**Data excerpts:**
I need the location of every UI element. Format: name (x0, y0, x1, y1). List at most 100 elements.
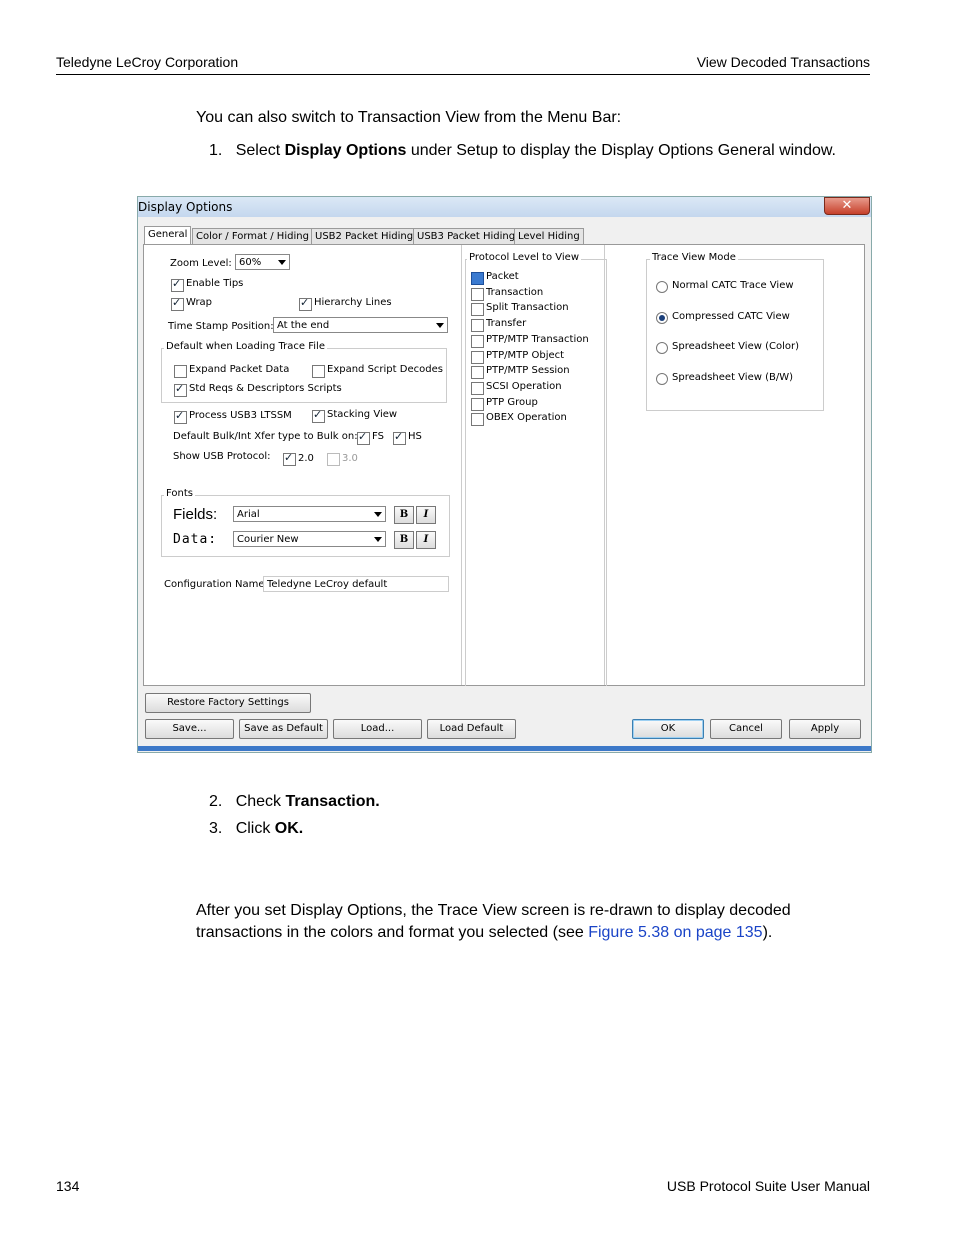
dialog-bottom-bar (138, 746, 871, 751)
usb30-label: 3.0 (342, 453, 358, 464)
tab-usb2-packet-hiding[interactable]: USB2 Packet Hiding (311, 228, 418, 245)
protocol-checkbox-obex-operation[interactable] (471, 413, 484, 427)
protocol-label: SCSI Operation (486, 380, 562, 392)
std-reqs-label: Std Reqs & Descriptors Scripts (189, 383, 342, 394)
enable-tips-checkbox[interactable] (171, 277, 184, 292)
fields-bold-button[interactable]: B (394, 506, 414, 524)
tab-level-hiding[interactable]: Level Hiding (514, 228, 584, 245)
protocol-checkbox-scsi-operation[interactable] (471, 381, 484, 395)
timestamp-value: At the end (277, 320, 330, 331)
data-font-select[interactable]: Courier New (233, 531, 386, 547)
footer-title: USB Protocol Suite User Manual (666, 1178, 870, 1194)
save-button[interactable]: Save... (145, 719, 234, 739)
fields-font-value: Arial (237, 509, 260, 520)
cancel-button[interactable]: Cancel (710, 719, 782, 739)
data-bold-button[interactable]: B (394, 531, 414, 549)
step-3-bold: OK. (274, 820, 304, 837)
load-default-button[interactable]: Load Default (427, 719, 516, 739)
wrap-label: Wrap (186, 297, 213, 308)
fields-font-select[interactable]: Arial (233, 506, 386, 522)
data-label: Data: (173, 532, 218, 547)
config-name-input[interactable]: Teledyne LeCroy default (263, 576, 449, 592)
stacking-view-checkbox[interactable] (312, 408, 325, 423)
save-as-default-button[interactable]: Save as Default (239, 719, 328, 739)
trace-mode-label: Spreadsheet View (Color) (672, 341, 799, 352)
protocol-checkbox-transaction[interactable] (471, 287, 484, 301)
chevron-down-icon (374, 537, 382, 542)
apply-button[interactable]: Apply (789, 719, 861, 739)
protocol-label: Transfer (486, 318, 527, 330)
zoom-select[interactable]: 60% (235, 254, 290, 270)
ok-button[interactable]: OK (632, 719, 704, 739)
step-2-bold: Transaction. (285, 793, 380, 810)
expand-packet-label: Expand Packet Data (189, 364, 290, 375)
protocol-level-group-label: Protocol Level to View (467, 252, 581, 263)
trace-mode-label: Spreadsheet View (B/W) (672, 371, 793, 383)
hs-label: HS (408, 431, 422, 442)
tab-color-format-hiding[interactable]: Color / Format / Hiding (192, 228, 313, 245)
stacking-view-label: Stacking View (327, 409, 398, 420)
general-panel: Zoom Level: 60% Enable Tips Wrap Hierarc… (143, 244, 865, 686)
step-1: 1. Select Display Options under Setup to… (209, 140, 836, 162)
header-left: Teledyne LeCroy Corporation (56, 54, 239, 70)
page-number: 134 (56, 1178, 80, 1194)
usb20-label: 2.0 (298, 453, 314, 464)
config-name-label: Configuration Name: (164, 579, 268, 590)
std-reqs-checkbox[interactable] (174, 382, 187, 397)
figure-link[interactable]: Figure 5.38 on page 135 (588, 924, 762, 941)
after-paragraph: After you set Display Options, the Trace… (196, 900, 846, 944)
protocol-label: Transaction (486, 286, 544, 298)
timestamp-select[interactable]: At the end (273, 317, 448, 333)
trace-mode-radio-0[interactable] (656, 281, 668, 293)
fs-label: FS (372, 431, 384, 442)
expand-packet-checkbox[interactable] (174, 365, 187, 378)
column-divider (461, 245, 462, 685)
step-3: 3. Click OK. (209, 818, 303, 840)
protocol-checkbox-ptp-group[interactable] (471, 397, 484, 411)
trace-mode-radio-1[interactable] (656, 311, 668, 324)
usb20-checkbox[interactable] (283, 451, 296, 466)
protocol-checkbox-ptp-mtp-transaction[interactable] (471, 334, 484, 348)
hs-checkbox[interactable] (393, 430, 406, 445)
header-rule (56, 74, 870, 75)
dialog-title: Display Options (138, 200, 233, 214)
protocol-label: Packet (486, 271, 519, 282)
protocol-checkbox-transfer[interactable] (471, 319, 484, 333)
restore-factory-button[interactable]: Restore Factory Settings (145, 693, 311, 713)
protocol-label: PTP Group (486, 396, 538, 408)
timestamp-label: Time Stamp Position: (168, 321, 274, 332)
trace-mode-radio-2[interactable] (656, 342, 668, 354)
display-options-dialog: Display Options ✕ General Color / Format… (137, 196, 872, 753)
protocol-checkbox-ptp-mtp-object[interactable] (471, 350, 484, 364)
hierarchy-lines-checkbox[interactable] (299, 296, 312, 311)
step-1-pre: Select (235, 142, 285, 159)
expand-script-checkbox[interactable] (312, 365, 325, 378)
step-3-num: 3. (209, 820, 223, 837)
process-ltssm-checkbox[interactable] (174, 409, 187, 424)
zoom-value: 60% (239, 257, 262, 268)
step-3-pre: Click (235, 820, 275, 837)
protocol-label: PTP/MTP Object (486, 349, 565, 361)
fields-italic-button[interactable]: I (416, 506, 436, 524)
chevron-down-icon (374, 512, 382, 517)
close-button[interactable]: ✕ (824, 197, 870, 215)
header-right: View Decoded Transactions (696, 54, 870, 70)
protocol-checkbox-packet[interactable] (471, 272, 484, 285)
protocol-label: PTP/MTP Session (486, 365, 570, 377)
enable-tips-label: Enable Tips (186, 278, 244, 289)
tab-usb3-packet-hiding[interactable]: USB3 Packet Hiding (413, 228, 520, 245)
protocol-checkbox-ptp-mtp-session[interactable] (471, 366, 484, 380)
protocol-checkbox-split-transaction[interactable] (471, 303, 484, 317)
step-2-pre: Check (235, 793, 286, 810)
wrap-checkbox[interactable] (171, 296, 184, 311)
usb30-checkbox[interactable] (327, 453, 340, 466)
trace-mode-radio-3[interactable] (656, 372, 668, 385)
data-font-value: Courier New (237, 534, 299, 545)
data-italic-button[interactable]: I (416, 531, 436, 549)
zoom-label: Zoom Level: (170, 258, 232, 269)
fs-checkbox[interactable] (357, 430, 370, 445)
default-loading-group-label: Default when Loading Trace File (164, 341, 327, 352)
hierarchy-lines-label: Hierarchy Lines (314, 297, 392, 308)
tab-general[interactable]: General (144, 226, 192, 246)
load-button[interactable]: Load... (333, 719, 422, 739)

**Requirement:** Quote the records from the line with "dialog-bottom-bar (138, 746, 871, 751)" up to and including the line with "cancel-button[interactable]: Cancel (710, 719, 782, 739)".

**Result of the task:**
dialog-bottom-bar (138, 746, 871, 751)
usb30-label: 3.0 (342, 453, 358, 464)
tab-usb2-packet-hiding[interactable]: USB2 Packet Hiding (311, 228, 418, 245)
protocol-checkbox-obex-operation[interactable] (471, 413, 484, 427)
protocol-label: SCSI Operation (486, 380, 562, 392)
std-reqs-label: Std Reqs & Descriptors Scripts (189, 383, 342, 394)
enable-tips-checkbox[interactable] (171, 277, 184, 292)
fields-bold-button[interactable]: B (394, 506, 414, 524)
tab-level-hiding[interactable]: Level Hiding (514, 228, 584, 245)
protocol-checkbox-scsi-operation[interactable] (471, 381, 484, 395)
timestamp-value: At the end (277, 320, 330, 331)
data-font-select[interactable]: Courier New (233, 531, 386, 547)
footer-title: USB Protocol Suite User Manual (666, 1178, 870, 1194)
save-button[interactable]: Save... (145, 719, 234, 739)
fields-font-value: Arial (237, 509, 260, 520)
cancel-button[interactable]: Cancel (710, 719, 782, 739)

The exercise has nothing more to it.